▶ [Element and region data]
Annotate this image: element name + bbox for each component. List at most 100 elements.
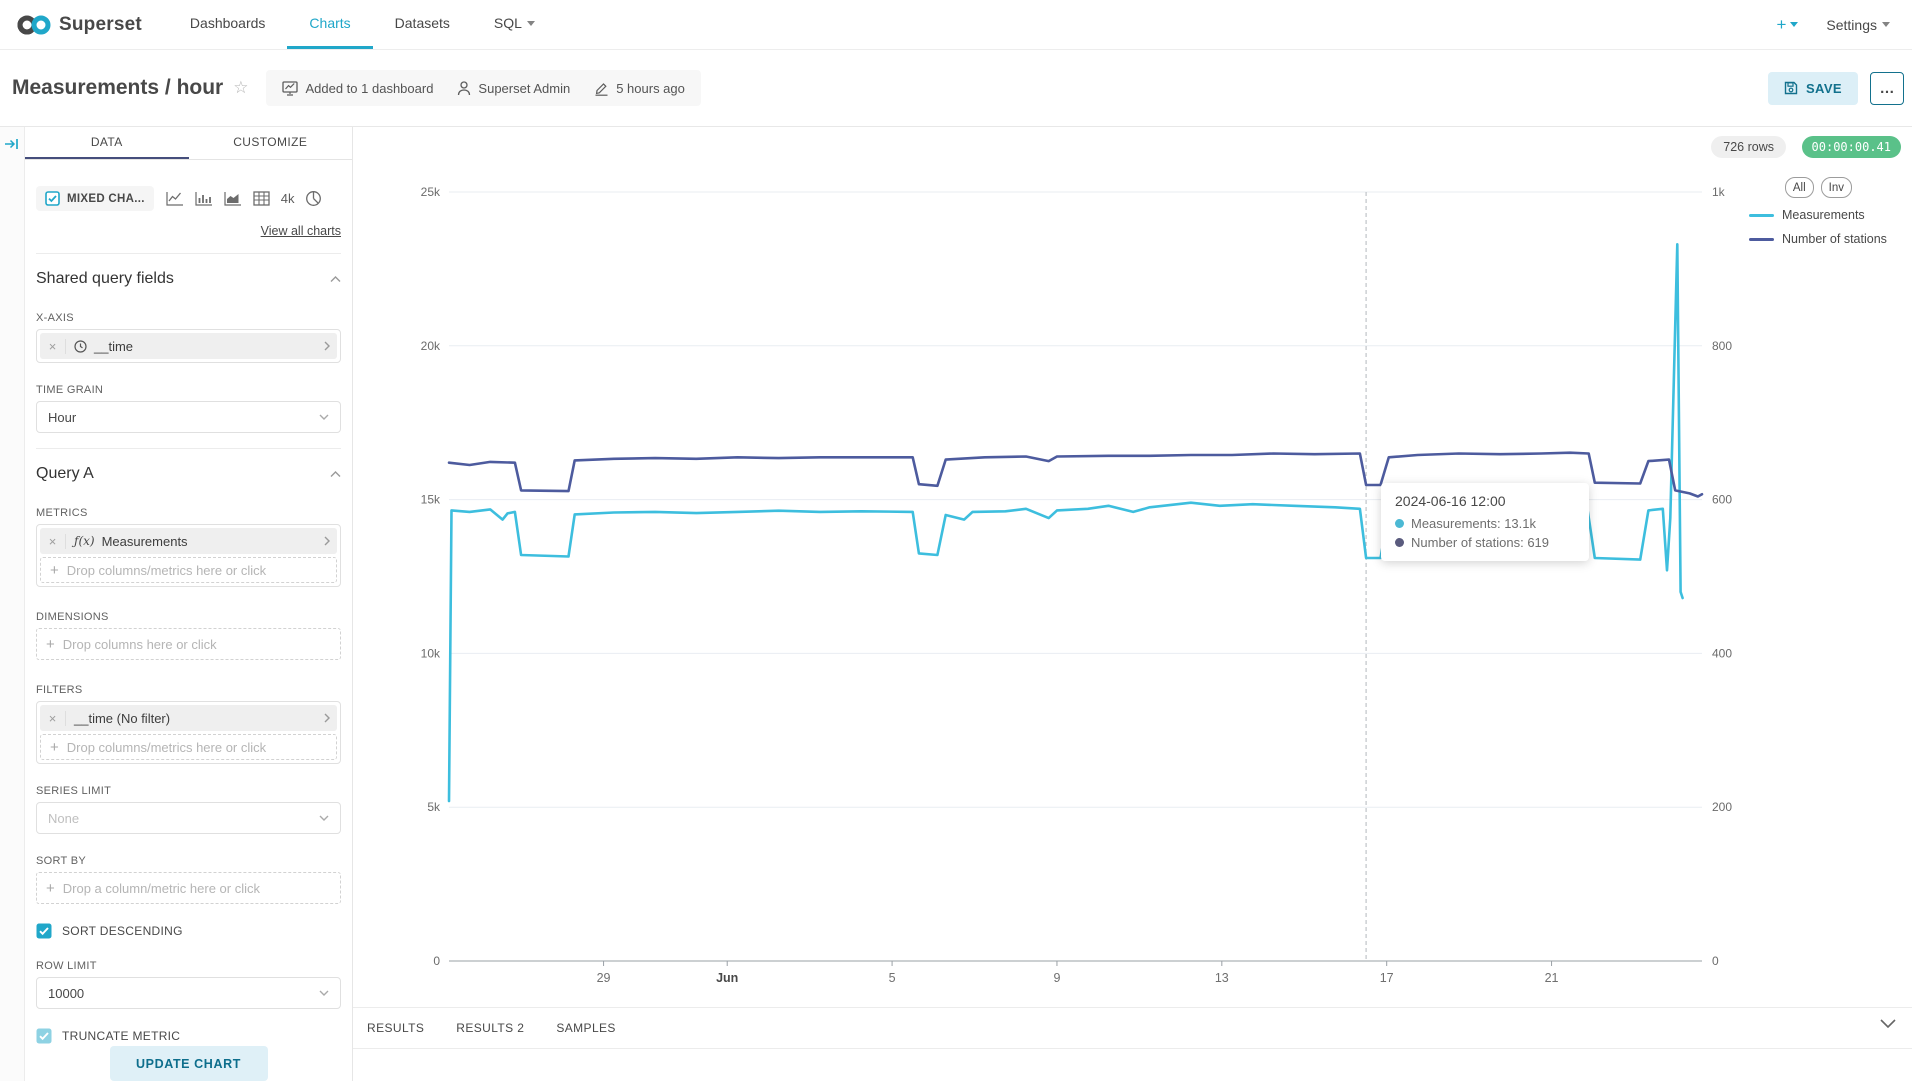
- viz-4k-badge[interactable]: 4k: [281, 191, 295, 206]
- caret-down-icon: [1790, 22, 1798, 27]
- tooltip-timestamp: 2024-06-16 12:00: [1395, 493, 1575, 509]
- area-chart-icon[interactable]: [224, 191, 242, 206]
- chevron-right-icon: [317, 341, 337, 351]
- checked-checkbox-icon: [45, 191, 60, 206]
- chevron-down-icon: [319, 414, 329, 420]
- tooltip-row: Measurements: 13.1k: [1395, 516, 1575, 531]
- view-all-charts-link[interactable]: View all charts: [36, 224, 341, 238]
- y-axis-left-tick: 0: [433, 954, 440, 968]
- save-button[interactable]: SAVE: [1768, 72, 1858, 105]
- plus-icon: +: [46, 636, 55, 653]
- bar-chart-icon[interactable]: [195, 191, 213, 206]
- chart-header-bar: Measurements / hour ☆ Added to 1 dashboa…: [0, 50, 1912, 127]
- caret-down-icon: [1882, 22, 1890, 27]
- y-axis-right-tick: 600: [1712, 493, 1732, 507]
- panel-tabs: DATA CUSTOMIZE: [25, 127, 352, 160]
- time-grain-select[interactable]: Hour: [36, 401, 341, 433]
- user-icon: [457, 81, 471, 96]
- filters-control: × __time (No filter) + Drop columns/metr…: [36, 701, 341, 764]
- chevron-right-icon: [317, 536, 337, 546]
- legend-inv-button[interactable]: Inv: [1821, 177, 1852, 198]
- update-chart-button[interactable]: UPDATE CHART: [110, 1046, 268, 1081]
- filters-label: FILTERS: [36, 684, 341, 696]
- metrics-control: × ƒ(x) Measurements + Drop columns/metri…: [36, 524, 341, 587]
- x-axis-pill[interactable]: × __time: [40, 333, 337, 359]
- nav-items: Dashboards Charts Datasets SQL: [168, 0, 557, 49]
- new-menu-button[interactable]: +: [1776, 15, 1798, 35]
- chart-legend: Measurements Number of stations: [1749, 203, 1887, 251]
- chevron-down-icon: [319, 815, 329, 821]
- dimensions-dropzone[interactable]: + Drop columns here or click: [36, 628, 341, 660]
- x-axis-tick-label: 21: [1545, 971, 1559, 985]
- collapse-section-icon[interactable]: [330, 471, 341, 478]
- y-axis-left-tick: 25k: [421, 185, 441, 199]
- dashboards-meta[interactable]: Added to 1 dashboard: [282, 81, 433, 96]
- remove-icon[interactable]: ×: [40, 339, 66, 354]
- legend-swatch: [1749, 214, 1774, 217]
- brand-name: Superset: [59, 14, 142, 36]
- chart-svg[interactable]: 05k10k15k20k25k02004006008001k29Jun59131…: [353, 127, 1912, 1081]
- selected-viz-type[interactable]: MIXED CHA...: [36, 186, 154, 211]
- favorite-star-icon[interactable]: ☆: [233, 78, 248, 98]
- plus-icon: +: [46, 880, 55, 897]
- chevron-down-icon: [319, 990, 329, 996]
- plus-icon: +: [50, 739, 59, 756]
- x-axis-tick-label: Jun: [716, 971, 738, 985]
- chart-area: 05k10k15k20k25k02004006008001k29Jun59131…: [353, 127, 1912, 1081]
- y-axis-right-tick: 400: [1712, 646, 1732, 660]
- save-icon: [1784, 81, 1798, 95]
- x-axis-tick-label: 29: [597, 971, 611, 985]
- checked-checkbox-icon[interactable]: [36, 923, 52, 939]
- table-icon[interactable]: [253, 191, 270, 206]
- nav-item-dashboards[interactable]: Dashboards: [168, 0, 288, 49]
- metrics-label: METRICS: [36, 507, 341, 519]
- y-axis-left-tick: 20k: [421, 339, 441, 353]
- series-limit-select[interactable]: None: [36, 802, 341, 834]
- legend-item-measurements[interactable]: Measurements: [1749, 203, 1887, 227]
- truncate-metric-row[interactable]: TRUNCATE METRIC: [36, 1028, 341, 1044]
- row-count-badge: 726 rows: [1711, 136, 1786, 158]
- tab-results-2[interactable]: RESULTS 2: [456, 1021, 524, 1035]
- settings-menu[interactable]: Settings: [1826, 17, 1890, 33]
- y-axis-left-tick: 10k: [421, 646, 441, 660]
- superset-logo[interactable]: Superset: [0, 0, 168, 49]
- dashboard-icon: [282, 81, 298, 96]
- metrics-dropzone[interactable]: + Drop columns/metrics here or click: [40, 557, 337, 583]
- tab-results[interactable]: RESULTS: [367, 1021, 424, 1035]
- x-axis-tick-label: 9: [1053, 971, 1060, 985]
- remove-icon[interactable]: ×: [40, 534, 66, 549]
- query-timer-badge: 00:00:00.41: [1802, 136, 1901, 158]
- panel-collapse-strip: [0, 127, 25, 1081]
- line-chart-icon[interactable]: [166, 191, 184, 206]
- results-pane: RESULTS RESULTS 2 SAMPLES: [353, 1007, 1912, 1081]
- legend-item-stations[interactable]: Number of stations: [1749, 227, 1887, 251]
- sort-by-dropzone[interactable]: + Drop a column/metric here or click: [36, 872, 341, 904]
- nav-item-charts[interactable]: Charts: [287, 0, 372, 49]
- owner-meta[interactable]: Superset Admin: [457, 81, 570, 96]
- collapse-section-icon[interactable]: [330, 276, 341, 283]
- sort-descending-row[interactable]: SORT DESCENDING: [36, 923, 341, 939]
- last-modified-meta[interactable]: 5 hours ago: [594, 81, 685, 96]
- pie-chart-icon[interactable]: [305, 190, 322, 207]
- page-title: Measurements / hour: [12, 76, 223, 100]
- metric-pill[interactable]: × ƒ(x) Measurements: [40, 528, 337, 554]
- checked-checkbox-icon[interactable]: [36, 1028, 52, 1044]
- more-actions-button[interactable]: …: [1870, 72, 1904, 105]
- x-axis-control: × __time: [36, 329, 341, 363]
- expand-panel-icon[interactable]: [4, 136, 20, 152]
- tab-data[interactable]: DATA: [25, 127, 189, 159]
- tab-customize[interactable]: CUSTOMIZE: [189, 127, 353, 159]
- remove-icon[interactable]: ×: [40, 711, 66, 726]
- tooltip-row: Number of stations: 619: [1395, 535, 1575, 550]
- nav-item-sql[interactable]: SQL: [472, 0, 557, 49]
- collapse-results-icon[interactable]: [1880, 1019, 1896, 1028]
- plus-icon: +: [50, 562, 59, 579]
- tab-samples[interactable]: SAMPLES: [556, 1021, 616, 1035]
- legend-all-button[interactable]: All: [1785, 177, 1814, 198]
- row-limit-select[interactable]: 10000: [36, 977, 341, 1009]
- nav-item-datasets[interactable]: Datasets: [373, 0, 472, 49]
- filter-pill[interactable]: × __time (No filter): [40, 705, 337, 731]
- filters-dropzone[interactable]: + Drop columns/metrics here or click: [40, 734, 337, 760]
- divider: [36, 253, 341, 254]
- query-a-title: Query A: [36, 465, 94, 483]
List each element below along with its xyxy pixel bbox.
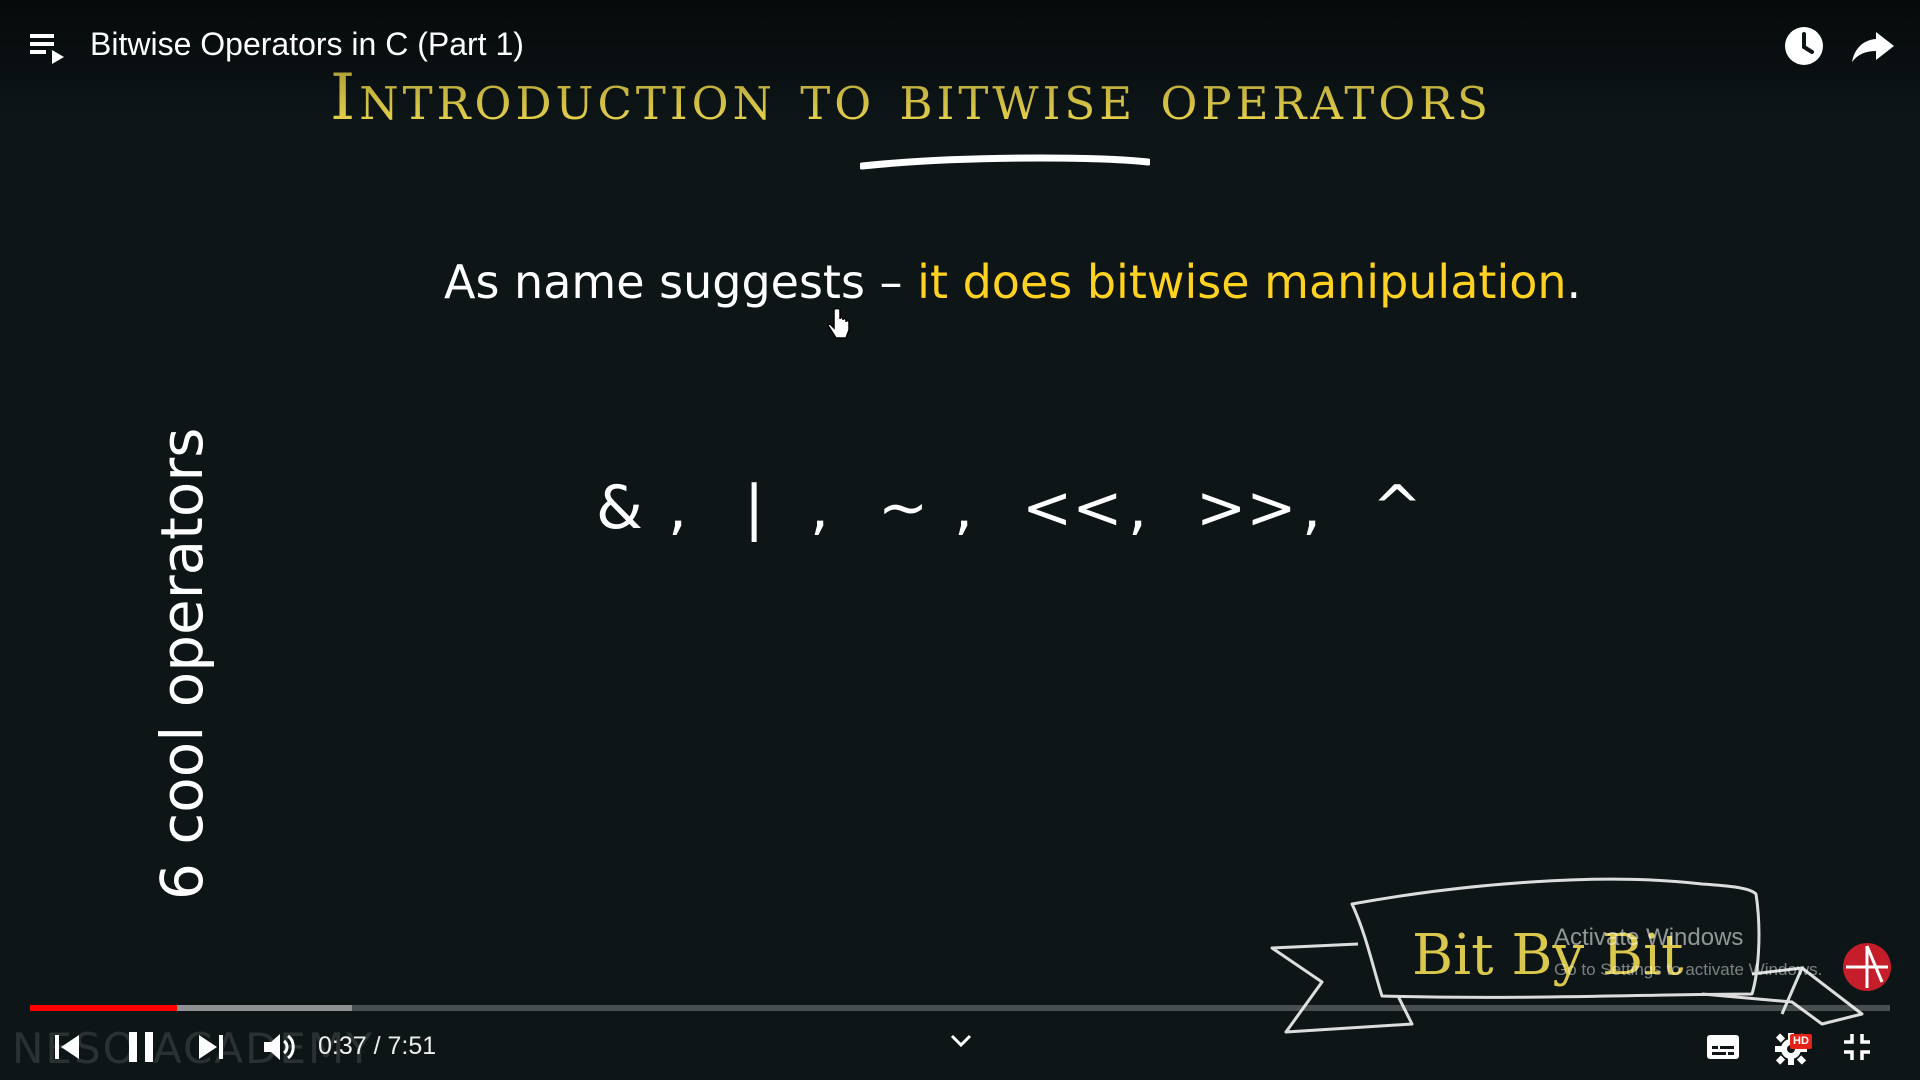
volume-icon[interactable] <box>262 1030 298 1064</box>
playlist-icon[interactable] <box>28 28 68 68</box>
progress-bar[interactable] <box>30 1005 1890 1011</box>
subtitle-plain: As name suggests – <box>444 255 918 309</box>
previous-icon[interactable] <box>52 1032 82 1062</box>
share-arrow-icon[interactable] <box>1850 24 1896 68</box>
operator-separator: , <box>954 473 974 543</box>
progress-played <box>30 1005 177 1011</box>
activate-windows-title: Activate Windows <box>1554 924 1744 951</box>
operator-separator: , <box>668 473 688 543</box>
subtitles-icon[interactable] <box>1706 1034 1740 1060</box>
operator-separator: , <box>1302 473 1322 543</box>
operator-right-shift: >> <box>1196 473 1297 543</box>
channel-logo-icon[interactable] <box>1842 942 1892 992</box>
operator-and: & <box>596 473 643 543</box>
slide-subtitle: As name suggests – it does bitwise manip… <box>444 252 1581 312</box>
subtitle-end: . <box>1566 255 1582 309</box>
heading-underline <box>860 154 1150 170</box>
hd-badge: HD <box>1790 1034 1812 1049</box>
operator-separator: , <box>1128 473 1148 543</box>
operator-xor: ^ <box>1372 473 1423 543</box>
time-separator: / <box>366 1032 388 1060</box>
operator-not: ~ <box>878 473 929 543</box>
duration: 7:51 <box>387 1032 437 1060</box>
bit-by-bit-banner: Bit By Bit <box>1270 877 1864 1034</box>
current-time: 0:37 <box>318 1032 367 1060</box>
video-player[interactable]: Introduction to bitwise operators As nam… <box>0 0 1920 1080</box>
clock-icon[interactable] <box>1782 24 1826 68</box>
operator-or: | <box>744 473 765 543</box>
operator-left-shift: << <box>1022 473 1123 543</box>
chevron-down-icon[interactable] <box>948 1032 974 1050</box>
vertical-label: 6 cool operators <box>148 427 216 900</box>
subtitle-highlight: it does bitwise manipulation <box>917 255 1567 309</box>
time-display: 0:37 / 7:51 <box>318 1030 436 1062</box>
video-title[interactable]: Bitwise Operators in C (Part 1) <box>90 22 524 66</box>
pause-icon[interactable] <box>126 1030 156 1064</box>
next-icon[interactable] <box>196 1032 226 1062</box>
hand-cursor-icon <box>827 308 850 339</box>
activate-windows-subtitle: Go to Settings to activate Windows. <box>1554 960 1823 979</box>
operator-separator: , <box>810 473 830 543</box>
exit-fullscreen-icon[interactable] <box>1842 1032 1872 1062</box>
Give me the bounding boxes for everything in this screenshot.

▶ [What is being asked] Copy out the lines of the records word for word, starting at the line containing "volume-icon[interactable] <box>262 1030" and ending at the line containing "current-time: 0:37 <box>318", with both of those lines included.

▶ [Solution]
volume-icon[interactable] <box>262 1030 298 1064</box>
playlist-icon[interactable] <box>28 28 68 68</box>
progress-bar[interactable] <box>30 1005 1890 1011</box>
subtitle-plain: As name suggests – <box>444 255 918 309</box>
previous-icon[interactable] <box>52 1032 82 1062</box>
share-arrow-icon[interactable] <box>1850 24 1896 68</box>
operator-separator: , <box>954 473 974 543</box>
progress-played <box>30 1005 177 1011</box>
activate-windows-title: Activate Windows <box>1554 924 1744 951</box>
operator-separator: , <box>668 473 688 543</box>
subtitles-icon[interactable] <box>1706 1034 1740 1060</box>
operator-separator: , <box>1302 473 1322 543</box>
operator-right-shift: >> <box>1196 473 1297 543</box>
channel-logo-icon[interactable] <box>1842 942 1892 992</box>
operator-and: & <box>596 473 643 543</box>
slide-subtitle: As name suggests – it does bitwise manip… <box>444 252 1581 312</box>
subtitle-end: . <box>1566 255 1582 309</box>
heading-underline <box>860 154 1150 170</box>
hd-badge: HD <box>1790 1034 1812 1049</box>
operator-separator: , <box>1128 473 1148 543</box>
operator-xor: ^ <box>1372 473 1423 543</box>
time-separator: / <box>366 1032 388 1060</box>
operator-not: ~ <box>878 473 929 543</box>
duration: 7:51 <box>387 1032 437 1060</box>
bit-by-bit-banner: Bit By Bit <box>1270 877 1864 1034</box>
current-time: 0:37 <box>318 1032 367 1060</box>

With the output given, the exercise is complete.